• [Task to complete]: Rewrite these records with every occurrence of "[interactable]" switched to "[clickable]" and everything else unchanged. Leave the pictures out of your answer.

• [Data listing]:
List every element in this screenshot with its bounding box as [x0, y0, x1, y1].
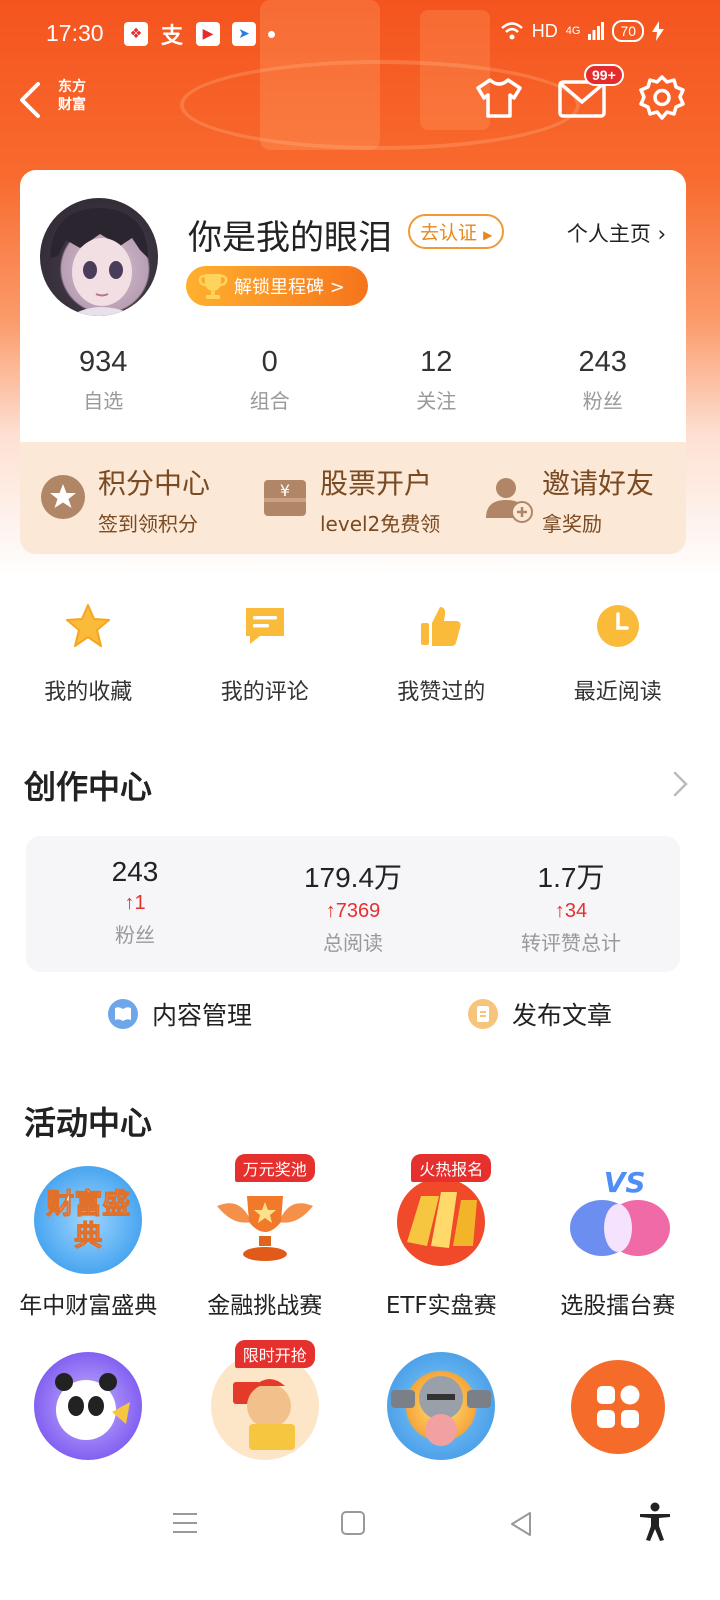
tshirt-icon[interactable] [474, 74, 524, 120]
battery-level: 70 [612, 20, 644, 42]
book-icon [107, 999, 138, 1029]
publish-article-button[interactable]: 发布文章 [360, 996, 720, 1032]
more-notifications-dot [268, 31, 275, 38]
profile-stats: 934 自选 0 组合 12 关注 243 粉丝 [20, 346, 686, 414]
stat-following[interactable]: 12 关注 [353, 346, 520, 414]
send-notification-icon: ➤ [232, 22, 256, 46]
verify-button[interactable]: 去认证 ▶ [408, 214, 505, 249]
status-bar: 17:30 ❖ 支 ▶ ➤ HD 4G 70 [0, 0, 720, 70]
limited-time-tag: 限时开抢 [234, 1340, 315, 1368]
activity-item-6[interactable]: 限时开抢 [177, 1340, 354, 1472]
star-icon [66, 604, 111, 647]
milestone-button[interactable]: 解锁里程碑 > [186, 266, 368, 306]
knight-mascot-icon [387, 1352, 496, 1460]
up-arrow-icon: ↑ [554, 900, 565, 922]
home-square-icon[interactable] [340, 1510, 366, 1536]
trophy-icon [198, 274, 228, 299]
creation-center-title: 创作中心 [24, 768, 153, 806]
creation-stat-followers[interactable]: 243 ↑1 粉丝 [26, 836, 244, 972]
alipay-notification-icon: 支 [160, 24, 183, 49]
stat-watchlist[interactable]: 934 自选 [20, 346, 187, 414]
comment-icon [245, 608, 284, 644]
panda-mascot-icon [34, 1352, 143, 1460]
network-label: HD [531, 20, 558, 41]
homepage-link[interactable]: 个人主页 › [567, 218, 666, 248]
activity-item-finance-challenge[interactable]: 万元奖池 金融挑战赛 [177, 1154, 354, 1320]
accessibility-icon[interactable] [638, 1502, 672, 1542]
grid-apps-icon [570, 1360, 665, 1454]
stat-followers[interactable]: 243 粉丝 [520, 346, 687, 414]
creation-stat-reads[interactable]: 179.4万 ↑7369 总阅读 [244, 836, 462, 972]
activity-item-etf-contest[interactable]: 火热报名 ETF实盘赛 [353, 1154, 530, 1320]
avatar[interactable] [40, 198, 158, 316]
my-favorites-shortcut[interactable]: 我的收藏 [0, 600, 177, 706]
status-right: HD 4G 70 [500, 20, 664, 42]
recent-reading-shortcut[interactable]: 最近阅读 [530, 600, 707, 706]
svg-text:¥: ¥ [280, 481, 290, 500]
wealth-gala-badge-icon: 财富盛典 [34, 1166, 143, 1274]
fortune-god-icon: 限时开抢 [210, 1340, 319, 1460]
yuan-box-icon: ¥ [264, 480, 306, 516]
content-management-button[interactable]: 内容管理 [0, 996, 360, 1032]
video-notification-icon: ▶ [196, 22, 220, 46]
versus-gloves-icon: VS [564, 1166, 672, 1274]
app-notification-icon: ❖ [124, 22, 148, 46]
activity-item-7[interactable] [353, 1352, 530, 1472]
star-medal-icon [41, 475, 85, 519]
activity-row-1: 财富盛典 年中财富盛典 万元奖池 金融挑战赛 火热报名 ETF实盘赛 VS 选股… [0, 1154, 707, 1320]
vs-label: VS [603, 1166, 646, 1199]
stat-portfolio[interactable]: 0 组合 [187, 346, 354, 414]
back-icon[interactable] [16, 78, 44, 122]
prize-pool-tag: 万元奖池 [234, 1154, 315, 1182]
stock-account-entry[interactable]: ¥ 股票开户 level2免费领 [242, 442, 464, 554]
gold-bars-icon: 火热报名 [387, 1154, 495, 1274]
activity-item-wealth-gala[interactable]: 财富盛典 年中财富盛典 [0, 1166, 177, 1320]
my-likes-shortcut[interactable]: 我赞过的 [353, 600, 530, 706]
charging-icon [652, 21, 664, 41]
thumbs-up-icon [421, 607, 461, 646]
trophy-wings-icon: 万元奖池 [211, 1154, 319, 1274]
creation-stat-interactions[interactable]: 1.7万 ↑34 转评赞总计 [462, 836, 680, 972]
creation-actions: 内容管理 发布文章 [0, 996, 720, 1032]
hot-signup-tag: 火热报名 [411, 1154, 492, 1182]
menu-icon[interactable] [172, 1512, 198, 1534]
settings-gear-icon[interactable] [638, 74, 686, 122]
username: 你是我的眼泪 [188, 218, 392, 258]
up-arrow-icon: ↑ [325, 900, 336, 922]
mail-badge: 99+ [584, 64, 624, 86]
clock-icon [596, 605, 639, 647]
activity-row-2: 限时开抢 [0, 1340, 707, 1472]
signal-label: 4G [565, 25, 581, 37]
activity-item-stock-arena[interactable]: VS 选股擂台赛 [530, 1166, 707, 1320]
avatar-illustration [50, 208, 148, 316]
points-center-entry[interactable]: 积分中心 签到领积分 [20, 442, 242, 554]
back-triangle-icon[interactable] [508, 1510, 534, 1538]
chevron-right-icon[interactable] [672, 770, 690, 798]
brand-logo: 东方 财富 [58, 79, 86, 113]
up-arrow-icon: ↑ [124, 892, 135, 914]
add-user-icon [486, 478, 533, 523]
signal-bars-icon [588, 22, 605, 40]
profile-card: 你是我的眼泪 去认证 ▶ 个人主页 › 解锁里程碑 > 934 自选 0 组合 … [20, 170, 686, 442]
invite-friends-entry[interactable]: 邀请好友 拿奖励 [464, 442, 686, 554]
document-icon [467, 999, 498, 1029]
view-all-activities[interactable] [530, 1352, 707, 1472]
status-time: 17:30 [46, 20, 104, 46]
quick-entries: 积分中心 签到领积分 ¥ 股票开户 level2免费领 邀请好友 拿奖励 [20, 442, 686, 554]
my-comments-shortcut[interactable]: 我的评论 [177, 600, 354, 706]
wifi-icon [500, 22, 523, 40]
notification-icons: ❖ 支 ▶ ➤ [124, 22, 275, 49]
activity-center-title: 活动中心 [24, 1104, 153, 1142]
play-arrow-icon: ▶ [483, 228, 493, 242]
activity-item-5[interactable] [0, 1352, 177, 1472]
shortcut-row: 我的收藏 我的评论 我赞过的 最近阅读 [0, 600, 706, 706]
creation-stats: 243 ↑1 粉丝 179.4万 ↑7369 总阅读 1.7万 ↑34 转评赞总… [26, 836, 680, 972]
system-nav-bar [0, 1480, 720, 1600]
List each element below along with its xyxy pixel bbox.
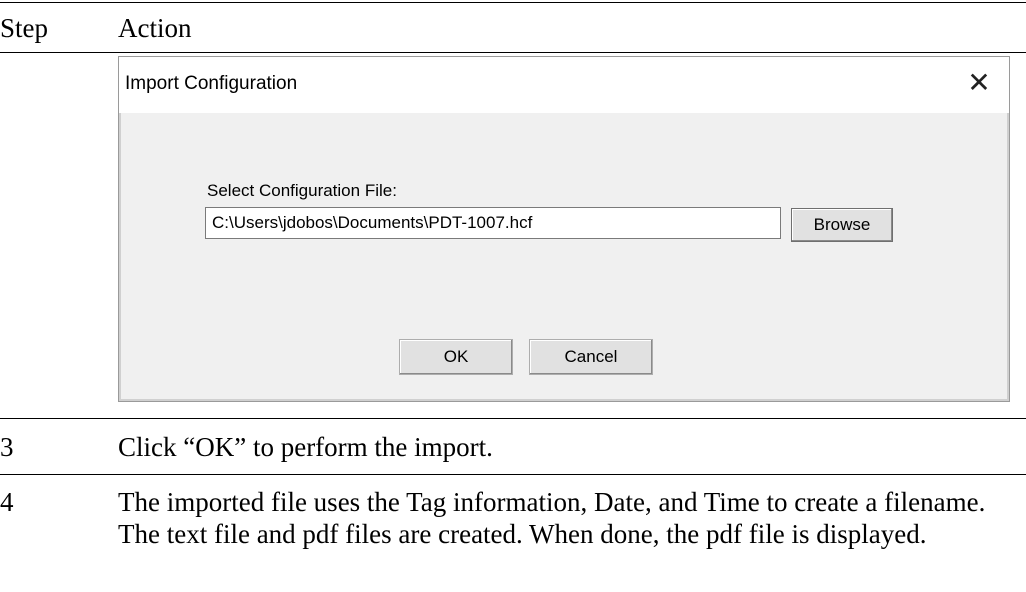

• [Written response]:
List every element in this screenshot with its bounding box as [x0, y0, x1, y1].
tshirt-icon[clickable] [474, 74, 524, 120]
battery-level: 70 [612, 20, 644, 42]
book-icon [107, 999, 138, 1029]
publish-article-button[clickable]: 发布文章 [360, 996, 720, 1032]
more-notifications-dot [268, 31, 275, 38]
profile-stats: 934 自选 0 组合 12 关注 243 粉丝 [20, 346, 686, 414]
stat-following[clickable]: 12 关注 [353, 346, 520, 414]
send-notification-icon: ➤ [232, 22, 256, 46]
verify-button[clickable]: 去认证 ▶ [408, 214, 505, 249]
status-bar: 17:30 ❖ 支 ▶ ➤ HD 4G 70 [0, 0, 720, 70]
limited-time-tag: 限时开抢 [234, 1340, 315, 1368]
activity-item-6[clickable]: 限时开抢 [177, 1340, 354, 1472]
star-icon [66, 604, 111, 647]
milestone-button[clickable]: 解锁里程碑 > [186, 266, 368, 306]
knight-mascot-icon [387, 1352, 496, 1460]
up-arrow-icon: ↑ [554, 900, 565, 922]
home-square-icon[clickable] [340, 1510, 366, 1536]
trophy-icon [198, 274, 228, 299]
creation-center-title: 创作中心 [24, 768, 153, 806]
creation-stat-followers[clickable]: 243 ↑1 粉丝 [26, 836, 244, 972]
alipay-notification-icon: 支 [160, 24, 183, 49]
stat-watchlist[clickable]: 934 自选 [20, 346, 187, 414]
comment-icon [245, 608, 284, 644]
panda-mascot-icon [34, 1352, 143, 1460]
network-label: HD [531, 20, 558, 41]
homepage-link[clickable]: 个人主页 › [567, 218, 666, 248]
activity-item-finance-challenge[clickable]: 万元奖池 金融挑战赛 [177, 1154, 354, 1320]
accessibility-icon[clickable] [638, 1502, 672, 1542]
grid-apps-icon [570, 1360, 665, 1454]
stat-followers[clickable]: 243 粉丝 [520, 346, 687, 414]
creation-stat-reads[clickable]: 179.4万 ↑7369 总阅读 [244, 836, 462, 972]
activity-item-etf-contest[clickable]: 火热报名 ETF实盘赛 [353, 1154, 530, 1320]
avatar[clickable] [40, 198, 158, 316]
my-favorites-shortcut[clickable]: 我的收藏 [0, 600, 177, 706]
status-right: HD 4G 70 [500, 20, 664, 42]
recent-reading-shortcut[clickable]: 最近阅读 [530, 600, 707, 706]
svg-text:¥: ¥ [280, 481, 290, 500]
wealth-gala-badge-icon: 财富盛典 [34, 1166, 143, 1274]
fortune-god-icon: 限时开抢 [210, 1340, 319, 1460]
yuan-box-icon: ¥ [264, 480, 306, 516]
content-management-button[clickable]: 内容管理 [0, 996, 360, 1032]
video-notification-icon: ▶ [196, 22, 220, 46]
versus-gloves-icon: VS [564, 1166, 672, 1274]
app-notification-icon: ❖ [124, 22, 148, 46]
activity-item-7[clickable] [353, 1352, 530, 1472]
star-medal-icon [41, 475, 85, 519]
activity-row-1: 财富盛典 年中财富盛典 万元奖池 金融挑战赛 火热报名 ETF实盘赛 VS 选股… [0, 1154, 707, 1320]
vs-label: VS [603, 1166, 646, 1199]
stat-portfolio[clickable]: 0 组合 [187, 346, 354, 414]
back-icon[clickable] [16, 78, 44, 122]
prize-pool-tag: 万元奖池 [234, 1154, 315, 1182]
stock-account-entry[clickable]: ¥ 股票开户 level2免费领 [242, 442, 464, 554]
gold-bars-icon: 火热报名 [387, 1154, 495, 1274]
activity-item-wealth-gala[clickable]: 财富盛典 年中财富盛典 [0, 1166, 177, 1320]
my-likes-shortcut[clickable]: 我赞过的 [353, 600, 530, 706]
charging-icon [652, 21, 664, 41]
thumbs-up-icon [421, 607, 461, 646]
trophy-wings-icon: 万元奖池 [211, 1154, 319, 1274]
creation-stat-interactions[clickable]: 1.7万 ↑34 转评赞总计 [462, 836, 680, 972]
creation-actions: 内容管理 发布文章 [0, 996, 720, 1032]
hot-signup-tag: 火热报名 [411, 1154, 492, 1182]
menu-icon[clickable] [172, 1512, 198, 1534]
settings-gear-icon[clickable] [638, 74, 686, 122]
username: 你是我的眼泪 [188, 218, 392, 258]
up-arrow-icon: ↑ [325, 900, 336, 922]
mail-badge: 99+ [584, 64, 624, 86]
clock-icon [596, 605, 639, 647]
activity-row-2: 限时开抢 [0, 1340, 707, 1472]
signal-label: 4G [565, 25, 581, 37]
activity-item-stock-arena[clickable]: VS 选股擂台赛 [530, 1166, 707, 1320]
avatar-illustration [50, 208, 148, 316]
points-center-entry[clickable]: 积分中心 签到领积分 [20, 442, 242, 554]
back-triangle-icon[clickable] [508, 1510, 534, 1538]
chevron-right-icon[clickable] [672, 770, 690, 798]
brand-logo: 东方 财富 [58, 79, 86, 113]
up-arrow-icon: ↑ [124, 892, 135, 914]
add-user-icon [486, 478, 533, 523]
signal-bars-icon [588, 22, 605, 40]
profile-card: 你是我的眼泪 去认证 ▶ 个人主页 › 解锁里程碑 > 934 自选 0 组合 … [20, 170, 686, 442]
invite-friends-entry[clickable]: 邀请好友 拿奖励 [464, 442, 686, 554]
document-icon [467, 999, 498, 1029]
view-all-activities[clickable] [530, 1352, 707, 1472]
status-time: 17:30 [46, 20, 104, 46]
quick-entries: 积分中心 签到领积分 ¥ 股票开户 level2免费领 邀请好友 拿奖励 [20, 442, 686, 554]
my-comments-shortcut[clickable]: 我的评论 [177, 600, 354, 706]
wifi-icon [500, 22, 523, 40]
notification-icons: ❖ 支 ▶ ➤ [124, 22, 275, 49]
activity-center-title: 活动中心 [24, 1104, 153, 1142]
play-arrow-icon: ▶ [483, 228, 493, 242]
activity-item-5[clickable] [0, 1352, 177, 1472]
shortcut-row: 我的收藏 我的评论 我赞过的 最近阅读 [0, 600, 706, 706]
creation-stats: 243 ↑1 粉丝 179.4万 ↑7369 总阅读 1.7万 ↑34 转评赞总… [26, 836, 680, 972]
system-nav-bar [0, 1480, 720, 1600]
List each element below along with its xyxy pixel bbox.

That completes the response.